The task
Copy out the records in full, word for word, without pictures.

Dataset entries
========================
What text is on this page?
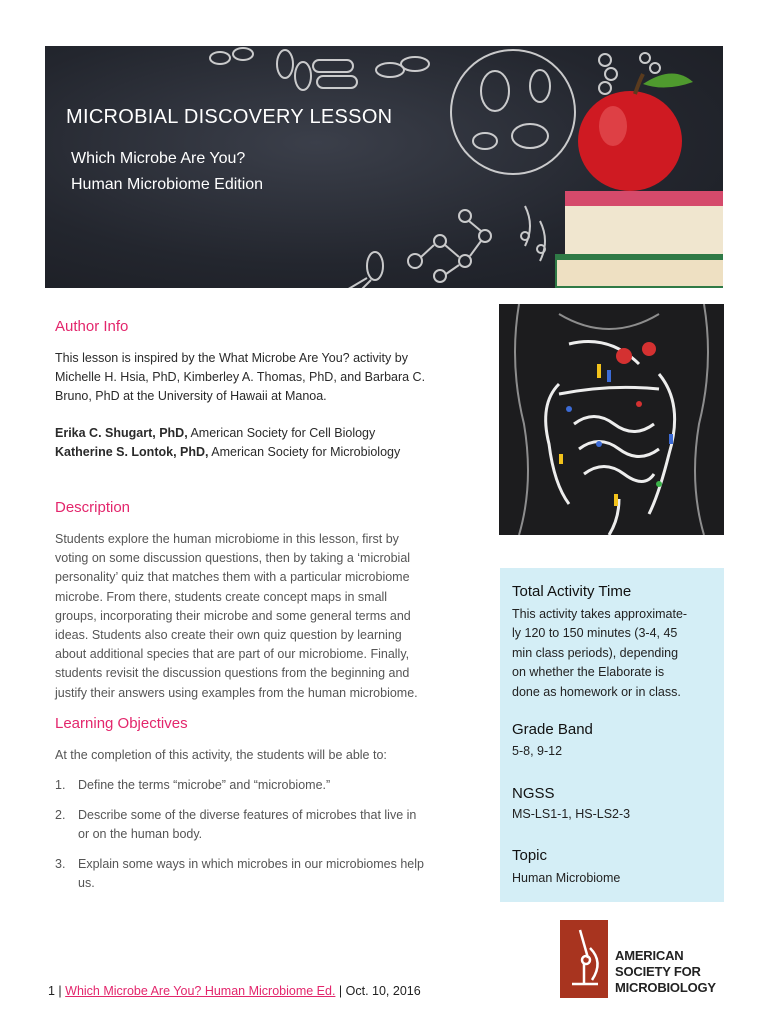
MICROBIAL DISCOVERY LESSON
Which Microbe Are You?
Human Microbiome Edition
Author Info
This lesson is inspired by the What Microbe Are You? activity by
Michelle H. Hsia, PhD, Kimberley A. Thomas, PhD, and Barbara C.
Bruno, PhD at the University of Hawaii at Manoa.
Erika C. Shugart, PhD, American Society for Cell Biology
Katherine S. Lontok, PhD, American Society for Microbiology
Description
Students explore the human microbiome in this lesson, first by
voting on some discussion questions, then by taking a ‘microbial
personality’ quiz that matches them with a particular microbiome
microbe. From there, students create concept maps in small
groups, incorporating their microbe and some general terms and
ideas. Students also create their own quiz question by learning
about additional species that are part of our microbiome. Finally,
students revisit the discussion questions from the beginning and
justify their answers using examples from the human microbiome.
Learning Objectives
At the completion of this activity, the students will be able to:
1. Define the terms “microbe” and “microbiome.”
2. Describe some of the diverse features of microbes that live in
or on the human body.
3. Explain some ways in which microbes in our microbiomes help
us.
Total Activity Time
This activity takes approximate-
ly 120 to 150 minutes (3-4, 45
min class periods), depending
on whether the Elaborate is
done as homework or in class.
Grade Band
5-8, 9-12
NGSS
MS-LS1-1, HS-LS2-3
Topic
Human Microbiome
AMERICAN
SOCIETY FOR
MICROBIOLOGY
1 | Which Microbe Are You? Human Microbiome Ed. | Oct. 10, 2016
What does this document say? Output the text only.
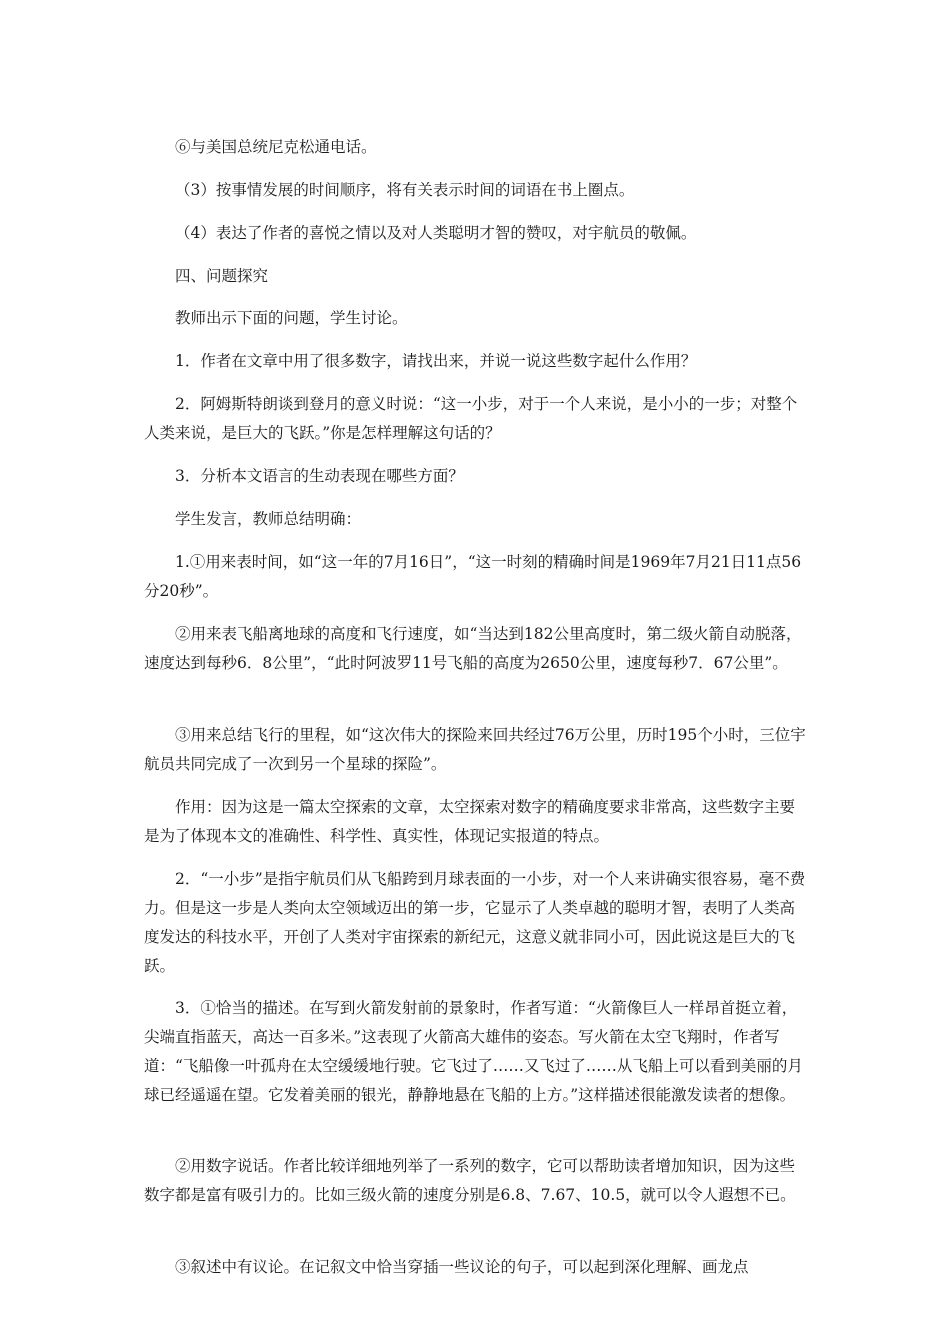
⑥与美国总统尼克松通电话。

（3）按事情发展的时间顺序，将有关表示时间的词语在书上圈点。

（4）表达了作者的喜悦之情以及对人类聪明才智的赞叹，对宇航员的敬佩。

四、问题探究

教师出示下面的问题，学生讨论。

1．作者在文章中用了很多数字，请找出来，并说一说这些数字起什么作用？

2．阿姆斯特朗谈到登月的意义时说：“这一小步，对于一个人来说，是小小的一步；对整个人类来说，是巨大的飞跃。”你是怎样理解这句话的？

3．分析本文语言的生动表现在哪些方面？

学生发言，教师总结明确：

1.①用来表时间，如“这一年的7月16日”，“这一时刻的精确时间是1969年7月21日11点56分20秒”。

②用来表飞船离地球的高度和飞行速度，如“当达到182公里高度时，第二级火箭自动脱落，速度达到每秒6．8公里”，“此时阿波罗11号飞船的高度为2650公里，速度每秒7．67公里”。

③用来总结飞行的里程，如“这次伟大的探险来回共经过76万公里，历时195个小时，三位宇航员共同完成了一次到另一个星球的探险”。

作用：因为这是一篇太空探索的文章，太空探索对数字的精确度要求非常高，这些数字主要是为了体现本文的准确性、科学性、真实性，体现记实报道的特点。

2．“一小步”是指宇航员们从飞船跨到月球表面的一小步，对一个人来讲确实很容易，毫不费力。但是这一步是人类向太空领域迈出的第一步，它显示了人类卓越的聪明才智，表明了人类高度发达的科技水平，开创了人类对宇宙探索的新纪元，这意义就非同小可，因此说这是巨大的飞跃。

3．①恰当的描述。在写到火箭发射前的景象时，作者写道：“火箭像巨人一样昂首挺立着，尖端直指蓝天，高达一百多米。”这表现了火箭高大雄伟的姿态。写火箭在太空飞翔时，作者写道：“飞船像一叶孤舟在太空缓缓地行驶。它飞过了……又飞过了……从飞船上可以看到美丽的月球已经遥遥在望。它发着美丽的银光，静静地悬在飞船的上方。”这样描述很能激发读者的想像。

②用数字说话。作者比较详细地列举了一系列的数字，它可以帮助读者增加知识，因为这些数字都是富有吸引力的。比如三级火箭的速度分别是6.8、7.67、10.5，就可以令人遐想不已。

③叙述中有议论。在记叙文中恰当穿插一些议论的句子，可以起到深化理解、画龙点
========================
Final answer
What text is on this page?
MICROBIAL DISCOVERY LESSON
Which Microbe Are You?
Human Microbiome Edition
Author Info
This lesson is inspired by the What Microbe Are You? activity by
Michelle H. Hsia, PhD, Kimberley A. Thomas, PhD, and Barbara C.
Bruno, PhD at the University of Hawaii at Manoa.
Erika C. Shugart, PhD, American Society for Cell Biology
Katherine S. Lontok, PhD, American Society for Microbiology
Description
Students explore the human microbiome in this lesson, first by
voting on some discussion questions, then by taking a ‘microbial
personality’ quiz that matches them with a particular microbiome
microbe. From there, students create concept maps in small
groups, incorporating their microbe and some general terms and
ideas. Students also create their own quiz question by learning
about additional species that are part of our microbiome. Finally,
students revisit the discussion questions from the beginning and
justify their answers using examples from the human microbiome.
Learning Objectives
At the completion of this activity, the students will be able to:
1. Define the terms “microbe” and “microbiome.”
2. Describe some of the diverse features of microbes that live in
or on the human body.
3. Explain some ways in which microbes in our microbiomes help
us.
Total Activity Time
This activity takes approximate-
ly 120 to 150 minutes (3-4, 45
min class periods), depending
on whether the Elaborate is
done as homework or in class.
Grade Band
5-8, 9-12
NGSS
MS-LS1-1, HS-LS2-3
Topic
Human Microbiome
AMERICAN
SOCIETY FOR
MICROBIOLOGY
1 | Which Microbe Are You? Human Microbiome Ed. | Oct. 10, 2016
What does this document say? Output the text only.
⑥与美国总统尼克松通电话。

（3）按事情发展的时间顺序，将有关表示时间的词语在书上圈点。

（4）表达了作者的喜悦之情以及对人类聪明才智的赞叹，对宇航员的敬佩。

四、问题探究

教师出示下面的问题，学生讨论。

1．作者在文章中用了很多数字，请找出来，并说一说这些数字起什么作用？

2．阿姆斯特朗谈到登月的意义时说：“这一小步，对于一个人来说，是小小的一步；对整个人类来说，是巨大的飞跃。”你是怎样理解这句话的？

3．分析本文语言的生动表现在哪些方面？

学生发言，教师总结明确：

1.①用来表时间，如“这一年的7月16日”，“这一时刻的精确时间是1969年7月21日11点56分20秒”。

②用来表飞船离地球的高度和飞行速度，如“当达到182公里高度时，第二级火箭自动脱落，速度达到每秒6．8公里”，“此时阿波罗11号飞船的高度为2650公里，速度每秒7．67公里”。

③用来总结飞行的里程，如“这次伟大的探险来回共经过76万公里，历时195个小时，三位宇航员共同完成了一次到另一个星球的探险”。

作用：因为这是一篇太空探索的文章，太空探索对数字的精确度要求非常高，这些数字主要是为了体现本文的准确性、科学性、真实性，体现记实报道的特点。

2．“一小步”是指宇航员们从飞船跨到月球表面的一小步，对一个人来讲确实很容易，毫不费力。但是这一步是人类向太空领域迈出的第一步，它显示了人类卓越的聪明才智，表明了人类高度发达的科技水平，开创了人类对宇宙探索的新纪元，这意义就非同小可，因此说这是巨大的飞跃。

3．①恰当的描述。在写到火箭发射前的景象时，作者写道：“火箭像巨人一样昂首挺立着，尖端直指蓝天，高达一百多米。”这表现了火箭高大雄伟的姿态。写火箭在太空飞翔时，作者写道：“飞船像一叶孤舟在太空缓缓地行驶。它飞过了……又飞过了……从飞船上可以看到美丽的月球已经遥遥在望。它发着美丽的银光，静静地悬在飞船的上方。”这样描述很能激发读者的想像。

②用数字说话。作者比较详细地列举了一系列的数字，它可以帮助读者增加知识，因为这些数字都是富有吸引力的。比如三级火箭的速度分别是6.8、7.67、10.5，就可以令人遐想不已。

③叙述中有议论。在记叙文中恰当穿插一些议论的句子，可以起到深化理解、画龙点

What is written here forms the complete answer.